***** Rows
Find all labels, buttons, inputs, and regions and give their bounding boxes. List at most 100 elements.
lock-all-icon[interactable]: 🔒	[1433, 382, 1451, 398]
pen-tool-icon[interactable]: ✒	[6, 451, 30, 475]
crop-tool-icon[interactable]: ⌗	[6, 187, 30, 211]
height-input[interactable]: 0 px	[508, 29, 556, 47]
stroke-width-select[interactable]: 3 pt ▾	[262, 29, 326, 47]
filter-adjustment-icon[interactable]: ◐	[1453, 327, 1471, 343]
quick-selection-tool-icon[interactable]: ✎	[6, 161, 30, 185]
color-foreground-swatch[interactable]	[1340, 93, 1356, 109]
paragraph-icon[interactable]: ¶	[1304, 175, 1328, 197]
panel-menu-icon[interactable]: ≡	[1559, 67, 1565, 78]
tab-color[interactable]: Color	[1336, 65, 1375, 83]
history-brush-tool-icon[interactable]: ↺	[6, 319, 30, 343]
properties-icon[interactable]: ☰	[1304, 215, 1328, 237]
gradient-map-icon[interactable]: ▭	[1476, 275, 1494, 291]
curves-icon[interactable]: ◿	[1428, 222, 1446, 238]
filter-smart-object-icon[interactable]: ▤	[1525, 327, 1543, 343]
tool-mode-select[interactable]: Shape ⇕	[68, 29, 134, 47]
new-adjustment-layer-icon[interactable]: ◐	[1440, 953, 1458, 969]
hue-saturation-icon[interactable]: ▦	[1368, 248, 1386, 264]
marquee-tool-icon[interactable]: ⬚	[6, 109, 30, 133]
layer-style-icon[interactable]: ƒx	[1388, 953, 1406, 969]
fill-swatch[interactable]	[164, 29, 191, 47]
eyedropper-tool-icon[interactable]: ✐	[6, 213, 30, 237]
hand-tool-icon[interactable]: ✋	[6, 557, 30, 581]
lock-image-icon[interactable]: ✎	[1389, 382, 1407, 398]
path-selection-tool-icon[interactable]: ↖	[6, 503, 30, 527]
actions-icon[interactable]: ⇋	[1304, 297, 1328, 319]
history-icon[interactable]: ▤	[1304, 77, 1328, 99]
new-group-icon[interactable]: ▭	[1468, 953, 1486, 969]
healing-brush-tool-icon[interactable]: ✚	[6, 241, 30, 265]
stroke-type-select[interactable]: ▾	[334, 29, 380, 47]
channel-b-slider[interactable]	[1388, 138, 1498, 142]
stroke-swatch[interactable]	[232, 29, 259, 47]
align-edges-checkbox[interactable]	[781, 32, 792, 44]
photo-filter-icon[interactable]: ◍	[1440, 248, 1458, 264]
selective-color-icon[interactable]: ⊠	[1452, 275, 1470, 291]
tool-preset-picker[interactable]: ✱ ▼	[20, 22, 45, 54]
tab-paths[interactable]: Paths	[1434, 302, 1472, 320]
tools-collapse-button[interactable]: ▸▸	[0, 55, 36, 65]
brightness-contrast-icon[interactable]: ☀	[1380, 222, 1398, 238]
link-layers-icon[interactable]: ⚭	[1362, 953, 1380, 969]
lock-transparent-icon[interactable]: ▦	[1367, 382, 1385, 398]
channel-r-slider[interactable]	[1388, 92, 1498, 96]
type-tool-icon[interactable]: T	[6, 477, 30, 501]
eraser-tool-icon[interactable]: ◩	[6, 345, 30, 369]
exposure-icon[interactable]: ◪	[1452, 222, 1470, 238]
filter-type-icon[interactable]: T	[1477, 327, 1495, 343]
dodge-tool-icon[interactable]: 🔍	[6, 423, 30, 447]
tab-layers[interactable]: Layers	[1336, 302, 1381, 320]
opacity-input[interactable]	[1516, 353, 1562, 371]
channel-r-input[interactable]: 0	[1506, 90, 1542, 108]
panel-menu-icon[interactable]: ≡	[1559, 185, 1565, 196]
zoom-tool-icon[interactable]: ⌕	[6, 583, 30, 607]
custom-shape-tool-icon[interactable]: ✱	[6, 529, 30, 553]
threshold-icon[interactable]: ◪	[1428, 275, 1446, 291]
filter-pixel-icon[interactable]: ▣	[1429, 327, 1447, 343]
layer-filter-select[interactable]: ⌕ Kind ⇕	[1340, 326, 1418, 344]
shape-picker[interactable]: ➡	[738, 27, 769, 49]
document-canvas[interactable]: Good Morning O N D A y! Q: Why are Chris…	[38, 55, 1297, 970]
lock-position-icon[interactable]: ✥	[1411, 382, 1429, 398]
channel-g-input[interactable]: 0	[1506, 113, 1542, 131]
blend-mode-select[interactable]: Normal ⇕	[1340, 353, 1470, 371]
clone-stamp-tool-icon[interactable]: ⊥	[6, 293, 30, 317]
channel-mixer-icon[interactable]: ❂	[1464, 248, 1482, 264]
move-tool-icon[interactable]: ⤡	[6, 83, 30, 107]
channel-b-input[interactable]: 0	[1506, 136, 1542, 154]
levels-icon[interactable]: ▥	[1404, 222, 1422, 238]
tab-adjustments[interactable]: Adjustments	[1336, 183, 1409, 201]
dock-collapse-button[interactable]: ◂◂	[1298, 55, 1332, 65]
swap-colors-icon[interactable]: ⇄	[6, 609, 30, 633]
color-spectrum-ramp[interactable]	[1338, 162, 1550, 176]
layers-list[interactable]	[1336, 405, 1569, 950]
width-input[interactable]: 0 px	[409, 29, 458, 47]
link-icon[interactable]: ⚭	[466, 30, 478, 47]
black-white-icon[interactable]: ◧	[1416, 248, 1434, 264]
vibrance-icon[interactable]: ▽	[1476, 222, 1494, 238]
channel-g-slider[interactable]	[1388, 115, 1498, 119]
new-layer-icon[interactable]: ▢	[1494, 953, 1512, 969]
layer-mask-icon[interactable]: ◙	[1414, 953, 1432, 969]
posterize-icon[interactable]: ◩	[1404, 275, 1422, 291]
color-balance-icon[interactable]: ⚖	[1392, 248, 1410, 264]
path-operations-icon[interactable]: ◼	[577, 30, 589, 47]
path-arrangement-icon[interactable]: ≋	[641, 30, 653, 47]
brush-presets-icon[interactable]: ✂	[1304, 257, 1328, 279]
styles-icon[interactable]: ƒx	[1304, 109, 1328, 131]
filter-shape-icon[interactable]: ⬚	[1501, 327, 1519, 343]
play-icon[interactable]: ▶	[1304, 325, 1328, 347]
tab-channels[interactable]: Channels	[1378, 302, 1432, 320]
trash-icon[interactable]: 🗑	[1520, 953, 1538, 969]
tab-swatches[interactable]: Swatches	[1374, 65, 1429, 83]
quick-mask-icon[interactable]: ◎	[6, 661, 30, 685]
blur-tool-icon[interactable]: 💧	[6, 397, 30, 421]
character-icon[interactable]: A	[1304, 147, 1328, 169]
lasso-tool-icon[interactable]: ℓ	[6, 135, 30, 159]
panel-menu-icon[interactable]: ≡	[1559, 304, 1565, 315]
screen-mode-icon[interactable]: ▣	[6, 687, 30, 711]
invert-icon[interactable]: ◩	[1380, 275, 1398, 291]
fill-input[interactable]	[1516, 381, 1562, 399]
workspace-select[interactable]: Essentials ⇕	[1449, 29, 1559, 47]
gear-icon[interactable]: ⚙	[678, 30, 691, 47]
**********
Stated goal
Would you repeat every line of the records above verbatim, without changing anything?

Reply
Find all labels, buttons, inputs, and regions and give their bounding boxes. List at most 100 elements.
lock-all-icon[interactable]: 🔒	[1433, 382, 1451, 398]
pen-tool-icon[interactable]: ✒	[6, 451, 30, 475]
crop-tool-icon[interactable]: ⌗	[6, 187, 30, 211]
height-input[interactable]: 0 px	[508, 29, 556, 47]
stroke-width-select[interactable]: 3 pt ▾	[262, 29, 326, 47]
filter-adjustment-icon[interactable]: ◐	[1453, 327, 1471, 343]
quick-selection-tool-icon[interactable]: ✎	[6, 161, 30, 185]
color-foreground-swatch[interactable]	[1340, 93, 1356, 109]
paragraph-icon[interactable]: ¶	[1304, 175, 1328, 197]
panel-menu-icon[interactable]: ≡	[1559, 67, 1565, 78]
tab-color[interactable]: Color	[1336, 65, 1375, 83]
history-brush-tool-icon[interactable]: ↺	[6, 319, 30, 343]
properties-icon[interactable]: ☰	[1304, 215, 1328, 237]
gradient-map-icon[interactable]: ▭	[1476, 275, 1494, 291]
curves-icon[interactable]: ◿	[1428, 222, 1446, 238]
filter-smart-object-icon[interactable]: ▤	[1525, 327, 1543, 343]
tool-mode-select[interactable]: Shape ⇕	[68, 29, 134, 47]
new-adjustment-layer-icon[interactable]: ◐	[1440, 953, 1458, 969]
hue-saturation-icon[interactable]: ▦	[1368, 248, 1386, 264]
marquee-tool-icon[interactable]: ⬚	[6, 109, 30, 133]
layer-style-icon[interactable]: ƒx	[1388, 953, 1406, 969]
fill-swatch[interactable]	[164, 29, 191, 47]
eyedropper-tool-icon[interactable]: ✐	[6, 213, 30, 237]
hand-tool-icon[interactable]: ✋	[6, 557, 30, 581]
lock-image-icon[interactable]: ✎	[1389, 382, 1407, 398]
path-selection-tool-icon[interactable]: ↖	[6, 503, 30, 527]
actions-icon[interactable]: ⇋	[1304, 297, 1328, 319]
history-icon[interactable]: ▤	[1304, 77, 1328, 99]
new-group-icon[interactable]: ▭	[1468, 953, 1486, 969]
healing-brush-tool-icon[interactable]: ✚	[6, 241, 30, 265]
stroke-type-select[interactable]: ▾	[334, 29, 380, 47]
channel-b-slider[interactable]	[1388, 138, 1498, 142]
stroke-swatch[interactable]	[232, 29, 259, 47]
align-edges-checkbox[interactable]	[781, 32, 792, 44]
photo-filter-icon[interactable]: ◍	[1440, 248, 1458, 264]
selective-color-icon[interactable]: ⊠	[1452, 275, 1470, 291]
tool-preset-picker[interactable]: ✱ ▼	[20, 22, 45, 54]
tab-paths[interactable]: Paths	[1434, 302, 1472, 320]
tools-collapse-button[interactable]: ▸▸	[0, 55, 36, 65]
brightness-contrast-icon[interactable]: ☀	[1380, 222, 1398, 238]
link-layers-icon[interactable]: ⚭	[1362, 953, 1380, 969]
lock-transparent-icon[interactable]: ▦	[1367, 382, 1385, 398]
channel-r-slider[interactable]	[1388, 92, 1498, 96]
type-tool-icon[interactable]: T	[6, 477, 30, 501]
eraser-tool-icon[interactable]: ◩	[6, 345, 30, 369]
exposure-icon[interactable]: ◪	[1452, 222, 1470, 238]
filter-type-icon[interactable]: T	[1477, 327, 1495, 343]
dodge-tool-icon[interactable]: 🔍	[6, 423, 30, 447]
tab-layers[interactable]: Layers	[1336, 302, 1381, 320]
opacity-input[interactable]	[1516, 353, 1562, 371]
channel-r-input[interactable]: 0	[1506, 90, 1542, 108]
panel-menu-icon[interactable]: ≡	[1559, 185, 1565, 196]
zoom-tool-icon[interactable]: ⌕	[6, 583, 30, 607]
custom-shape-tool-icon[interactable]: ✱	[6, 529, 30, 553]
threshold-icon[interactable]: ◪	[1428, 275, 1446, 291]
filter-pixel-icon[interactable]: ▣	[1429, 327, 1447, 343]
layer-filter-select[interactable]: ⌕ Kind ⇕	[1340, 326, 1418, 344]
shape-picker[interactable]: ➡	[738, 27, 769, 49]
document-canvas[interactable]: Good Morning O N D A y! Q: Why are Chris…	[38, 55, 1297, 970]
lock-position-icon[interactable]: ✥	[1411, 382, 1429, 398]
channel-g-input[interactable]: 0	[1506, 113, 1542, 131]
blend-mode-select[interactable]: Normal ⇕	[1340, 353, 1470, 371]
clone-stamp-tool-icon[interactable]: ⊥	[6, 293, 30, 317]
channel-mixer-icon[interactable]: ❂	[1464, 248, 1482, 264]
move-tool-icon[interactable]: ⤡	[6, 83, 30, 107]
channel-b-input[interactable]: 0	[1506, 136, 1542, 154]
levels-icon[interactable]: ▥	[1404, 222, 1422, 238]
tab-adjustments[interactable]: Adjustments	[1336, 183, 1409, 201]
dock-collapse-button[interactable]: ◂◂	[1298, 55, 1332, 65]
swap-colors-icon[interactable]: ⇄	[6, 609, 30, 633]
color-spectrum-ramp[interactable]	[1338, 162, 1550, 176]
layers-list[interactable]	[1336, 405, 1569, 950]
width-input[interactable]: 0 px	[409, 29, 458, 47]
link-icon[interactable]: ⚭	[466, 30, 478, 47]
black-white-icon[interactable]: ◧	[1416, 248, 1434, 264]
vibrance-icon[interactable]: ▽	[1476, 222, 1494, 238]
channel-g-slider[interactable]	[1388, 115, 1498, 119]
new-layer-icon[interactable]: ▢	[1494, 953, 1512, 969]
layer-mask-icon[interactable]: ◙	[1414, 953, 1432, 969]
posterize-icon[interactable]: ◩	[1404, 275, 1422, 291]
color-balance-icon[interactable]: ⚖	[1392, 248, 1410, 264]
path-operations-icon[interactable]: ◼	[577, 30, 589, 47]
path-arrangement-icon[interactable]: ≋	[641, 30, 653, 47]
brush-presets-icon[interactable]: ✂	[1304, 257, 1328, 279]
styles-icon[interactable]: ƒx	[1304, 109, 1328, 131]
filter-shape-icon[interactable]: ⬚	[1501, 327, 1519, 343]
play-icon[interactable]: ▶	[1304, 325, 1328, 347]
tab-channels[interactable]: Channels	[1378, 302, 1432, 320]
trash-icon[interactable]: 🗑	[1520, 953, 1538, 969]
tab-swatches[interactable]: Swatches	[1374, 65, 1429, 83]
quick-mask-icon[interactable]: ◎	[6, 661, 30, 685]
blur-tool-icon[interactable]: 💧	[6, 397, 30, 421]
character-icon[interactable]: A	[1304, 147, 1328, 169]
lasso-tool-icon[interactable]: ℓ	[6, 135, 30, 159]
panel-menu-icon[interactable]: ≡	[1559, 304, 1565, 315]
screen-mode-icon[interactable]: ▣	[6, 687, 30, 711]
invert-icon[interactable]: ◩	[1380, 275, 1398, 291]
fill-input[interactable]	[1516, 381, 1562, 399]
workspace-select[interactable]: Essentials ⇕	[1449, 29, 1559, 47]
gear-icon[interactable]: ⚙	[678, 30, 691, 47]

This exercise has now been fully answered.